== Input ==
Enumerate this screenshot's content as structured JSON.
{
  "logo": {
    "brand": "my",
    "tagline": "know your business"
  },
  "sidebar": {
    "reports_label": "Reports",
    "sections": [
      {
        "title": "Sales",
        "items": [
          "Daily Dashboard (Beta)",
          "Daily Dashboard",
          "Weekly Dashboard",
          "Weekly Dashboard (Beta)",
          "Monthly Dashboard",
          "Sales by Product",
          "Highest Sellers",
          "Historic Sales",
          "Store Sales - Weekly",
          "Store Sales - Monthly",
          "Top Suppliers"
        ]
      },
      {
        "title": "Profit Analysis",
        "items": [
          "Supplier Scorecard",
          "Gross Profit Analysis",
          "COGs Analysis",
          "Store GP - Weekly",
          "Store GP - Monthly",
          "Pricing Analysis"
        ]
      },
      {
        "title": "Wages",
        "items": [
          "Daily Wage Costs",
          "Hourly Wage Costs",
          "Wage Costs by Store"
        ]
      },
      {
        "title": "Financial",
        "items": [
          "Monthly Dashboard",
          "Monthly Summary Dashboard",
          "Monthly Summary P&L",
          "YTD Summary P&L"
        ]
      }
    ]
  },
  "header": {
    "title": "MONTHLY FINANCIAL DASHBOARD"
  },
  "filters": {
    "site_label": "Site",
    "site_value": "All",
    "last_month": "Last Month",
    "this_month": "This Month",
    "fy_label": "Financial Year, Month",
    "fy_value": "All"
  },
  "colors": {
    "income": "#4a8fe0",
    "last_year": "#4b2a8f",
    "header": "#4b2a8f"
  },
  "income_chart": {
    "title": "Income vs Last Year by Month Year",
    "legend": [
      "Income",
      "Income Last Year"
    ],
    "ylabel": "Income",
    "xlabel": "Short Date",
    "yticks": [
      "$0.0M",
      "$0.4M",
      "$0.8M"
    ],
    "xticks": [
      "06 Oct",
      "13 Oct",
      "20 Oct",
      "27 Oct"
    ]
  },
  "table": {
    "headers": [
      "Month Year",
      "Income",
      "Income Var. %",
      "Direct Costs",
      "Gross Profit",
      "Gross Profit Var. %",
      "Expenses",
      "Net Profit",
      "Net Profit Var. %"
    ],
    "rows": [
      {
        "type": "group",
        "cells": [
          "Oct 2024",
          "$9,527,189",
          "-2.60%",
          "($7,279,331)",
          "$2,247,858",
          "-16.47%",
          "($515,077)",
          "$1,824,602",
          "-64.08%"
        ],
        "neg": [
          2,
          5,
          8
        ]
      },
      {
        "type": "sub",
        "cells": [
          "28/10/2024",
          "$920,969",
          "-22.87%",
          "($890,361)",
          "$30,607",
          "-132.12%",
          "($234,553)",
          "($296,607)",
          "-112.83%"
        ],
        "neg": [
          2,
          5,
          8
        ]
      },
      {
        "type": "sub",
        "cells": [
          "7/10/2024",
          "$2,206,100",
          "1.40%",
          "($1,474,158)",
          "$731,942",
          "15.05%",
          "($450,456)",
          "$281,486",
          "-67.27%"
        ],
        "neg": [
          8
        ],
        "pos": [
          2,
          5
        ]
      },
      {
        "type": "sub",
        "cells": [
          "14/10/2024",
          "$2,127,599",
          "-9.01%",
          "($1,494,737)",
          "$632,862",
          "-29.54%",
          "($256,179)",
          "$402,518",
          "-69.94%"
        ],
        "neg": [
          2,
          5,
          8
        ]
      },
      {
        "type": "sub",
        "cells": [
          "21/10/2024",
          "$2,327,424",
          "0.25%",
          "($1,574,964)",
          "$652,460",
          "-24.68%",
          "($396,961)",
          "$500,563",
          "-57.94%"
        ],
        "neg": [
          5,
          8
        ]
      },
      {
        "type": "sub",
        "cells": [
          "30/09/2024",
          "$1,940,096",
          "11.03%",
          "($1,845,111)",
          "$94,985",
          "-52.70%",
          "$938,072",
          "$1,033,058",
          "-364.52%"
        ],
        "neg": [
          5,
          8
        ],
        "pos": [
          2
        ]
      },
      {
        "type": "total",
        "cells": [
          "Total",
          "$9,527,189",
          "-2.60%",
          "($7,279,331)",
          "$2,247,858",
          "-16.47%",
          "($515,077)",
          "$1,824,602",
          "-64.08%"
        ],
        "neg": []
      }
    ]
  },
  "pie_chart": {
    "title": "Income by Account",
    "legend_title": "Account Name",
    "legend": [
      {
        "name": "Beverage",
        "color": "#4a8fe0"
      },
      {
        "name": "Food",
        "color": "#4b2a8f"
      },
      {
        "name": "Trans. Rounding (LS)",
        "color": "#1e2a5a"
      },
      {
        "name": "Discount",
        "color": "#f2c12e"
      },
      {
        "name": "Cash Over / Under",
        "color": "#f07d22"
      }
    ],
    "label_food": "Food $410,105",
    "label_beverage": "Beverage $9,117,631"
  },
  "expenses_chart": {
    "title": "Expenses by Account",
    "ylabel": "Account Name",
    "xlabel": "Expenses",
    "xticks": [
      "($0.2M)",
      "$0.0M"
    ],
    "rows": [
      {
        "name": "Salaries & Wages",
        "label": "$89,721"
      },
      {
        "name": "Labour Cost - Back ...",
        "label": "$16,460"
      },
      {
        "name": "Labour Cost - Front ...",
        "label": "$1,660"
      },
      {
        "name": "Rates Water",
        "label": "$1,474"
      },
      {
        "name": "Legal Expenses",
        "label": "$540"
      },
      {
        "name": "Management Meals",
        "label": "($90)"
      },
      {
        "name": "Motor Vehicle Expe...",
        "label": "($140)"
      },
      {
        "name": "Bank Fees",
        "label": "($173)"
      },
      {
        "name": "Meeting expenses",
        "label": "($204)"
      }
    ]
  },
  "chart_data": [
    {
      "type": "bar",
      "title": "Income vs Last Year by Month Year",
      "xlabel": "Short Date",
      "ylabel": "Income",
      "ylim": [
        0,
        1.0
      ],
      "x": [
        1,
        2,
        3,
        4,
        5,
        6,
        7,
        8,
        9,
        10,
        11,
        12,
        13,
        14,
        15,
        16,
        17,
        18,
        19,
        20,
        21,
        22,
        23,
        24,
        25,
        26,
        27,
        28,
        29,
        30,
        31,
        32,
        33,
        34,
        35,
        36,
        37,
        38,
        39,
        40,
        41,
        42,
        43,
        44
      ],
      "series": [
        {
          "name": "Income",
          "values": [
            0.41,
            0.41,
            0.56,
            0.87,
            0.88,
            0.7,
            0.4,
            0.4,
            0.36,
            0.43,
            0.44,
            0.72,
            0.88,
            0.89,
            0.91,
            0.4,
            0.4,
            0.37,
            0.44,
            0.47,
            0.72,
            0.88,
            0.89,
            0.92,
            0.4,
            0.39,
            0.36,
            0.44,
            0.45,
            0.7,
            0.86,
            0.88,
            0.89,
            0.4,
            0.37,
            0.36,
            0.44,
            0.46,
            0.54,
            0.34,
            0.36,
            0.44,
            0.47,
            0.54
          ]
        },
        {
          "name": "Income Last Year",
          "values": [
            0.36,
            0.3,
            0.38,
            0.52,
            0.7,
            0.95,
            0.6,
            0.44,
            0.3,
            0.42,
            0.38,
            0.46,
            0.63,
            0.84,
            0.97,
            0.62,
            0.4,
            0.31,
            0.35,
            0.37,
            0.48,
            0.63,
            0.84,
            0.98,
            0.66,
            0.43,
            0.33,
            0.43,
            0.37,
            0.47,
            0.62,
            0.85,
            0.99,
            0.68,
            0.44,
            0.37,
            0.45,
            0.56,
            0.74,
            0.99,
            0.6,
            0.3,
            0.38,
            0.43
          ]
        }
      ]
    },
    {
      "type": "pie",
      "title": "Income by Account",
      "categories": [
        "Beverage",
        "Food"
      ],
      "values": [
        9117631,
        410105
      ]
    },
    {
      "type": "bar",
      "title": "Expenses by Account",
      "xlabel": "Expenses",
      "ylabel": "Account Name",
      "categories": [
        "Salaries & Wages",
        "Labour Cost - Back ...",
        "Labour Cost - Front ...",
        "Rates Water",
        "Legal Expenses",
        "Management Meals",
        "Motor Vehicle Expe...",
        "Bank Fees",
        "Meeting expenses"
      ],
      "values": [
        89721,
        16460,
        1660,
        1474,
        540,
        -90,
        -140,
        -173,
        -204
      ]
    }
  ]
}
===
- _Exercise_:
Copy each line holding the word "Beta" from the listing above.

- _Output for this task_:
          "Daily Dashboard (Beta)",
          "Weekly Dashboard (Beta)",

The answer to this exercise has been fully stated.